## BEGIN
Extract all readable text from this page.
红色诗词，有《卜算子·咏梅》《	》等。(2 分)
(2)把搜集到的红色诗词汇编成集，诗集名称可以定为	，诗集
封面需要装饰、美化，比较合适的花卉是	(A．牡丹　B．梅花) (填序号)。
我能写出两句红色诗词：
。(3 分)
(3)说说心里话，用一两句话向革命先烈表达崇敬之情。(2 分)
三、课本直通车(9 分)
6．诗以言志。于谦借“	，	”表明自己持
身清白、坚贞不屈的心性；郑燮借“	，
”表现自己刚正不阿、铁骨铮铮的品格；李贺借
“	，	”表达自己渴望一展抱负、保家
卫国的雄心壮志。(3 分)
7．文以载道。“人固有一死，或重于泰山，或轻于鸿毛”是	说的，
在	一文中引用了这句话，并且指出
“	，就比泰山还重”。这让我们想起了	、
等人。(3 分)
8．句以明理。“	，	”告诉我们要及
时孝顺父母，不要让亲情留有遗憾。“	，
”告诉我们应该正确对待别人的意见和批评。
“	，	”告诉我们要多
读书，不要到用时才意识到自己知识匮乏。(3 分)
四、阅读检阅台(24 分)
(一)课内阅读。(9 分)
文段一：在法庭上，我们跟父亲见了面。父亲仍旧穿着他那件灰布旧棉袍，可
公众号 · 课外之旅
## END
- **GIVEN TASK**
Every record shown above must be echoed exactly.

- **SOLUTION**
Extract all readable text from this page.
红色诗词，有《卜算子·咏梅》《	》等。(2 分)
(2)把搜集到的红色诗词汇编成集，诗集名称可以定为	，诗集
封面需要装饰、美化，比较合适的花卉是	(A．牡丹　B．梅花) (填序号)。
我能写出两句红色诗词：
。(3 分)
(3)说说心里话，用一两句话向革命先烈表达崇敬之情。(2 分)
三、课本直通车(9 分)
6．诗以言志。于谦借“	，	”表明自己持
身清白、坚贞不屈的心性；郑燮借“	，
”表现自己刚正不阿、铁骨铮铮的品格；李贺借
“	，	”表达自己渴望一展抱负、保家
卫国的雄心壮志。(3 分)
7．文以载道。“人固有一死，或重于泰山，或轻于鸿毛”是	说的，
在	一文中引用了这句话，并且指出
“	，就比泰山还重”。这让我们想起了	、
等人。(3 分)
8．句以明理。“	，	”告诉我们要及
时孝顺父母，不要让亲情留有遗憾。“	，
”告诉我们应该正确对待别人的意见和批评。
“	，	”告诉我们要多
读书，不要到用时才意识到自己知识匮乏。(3 分)
四、阅读检阅台(24 分)
(一)课内阅读。(9 分)
文段一：在法庭上，我们跟父亲见了面。父亲仍旧穿着他那件灰布旧棉袍，可
公众号 · 课外之旅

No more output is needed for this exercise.